(Stored entries)
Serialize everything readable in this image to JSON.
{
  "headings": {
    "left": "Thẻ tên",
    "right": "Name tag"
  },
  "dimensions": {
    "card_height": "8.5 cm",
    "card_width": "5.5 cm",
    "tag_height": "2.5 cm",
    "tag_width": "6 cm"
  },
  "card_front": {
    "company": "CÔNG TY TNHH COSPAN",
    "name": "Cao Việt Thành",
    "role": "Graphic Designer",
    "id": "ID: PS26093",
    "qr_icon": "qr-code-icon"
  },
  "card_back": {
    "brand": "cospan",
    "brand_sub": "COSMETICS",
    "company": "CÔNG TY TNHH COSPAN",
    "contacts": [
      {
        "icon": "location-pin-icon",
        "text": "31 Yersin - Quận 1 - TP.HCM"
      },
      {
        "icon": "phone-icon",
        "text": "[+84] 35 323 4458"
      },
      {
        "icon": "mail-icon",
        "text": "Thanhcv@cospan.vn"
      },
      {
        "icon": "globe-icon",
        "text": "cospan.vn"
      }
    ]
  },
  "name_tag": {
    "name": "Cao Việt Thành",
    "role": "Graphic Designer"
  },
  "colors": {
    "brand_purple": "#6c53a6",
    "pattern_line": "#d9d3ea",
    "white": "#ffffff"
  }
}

- [PROBLEM STATEMENT]
Looking at the records above, report how many lines contain the word "role". Answer with the number only.

- [WRITTEN SOLUTION]
2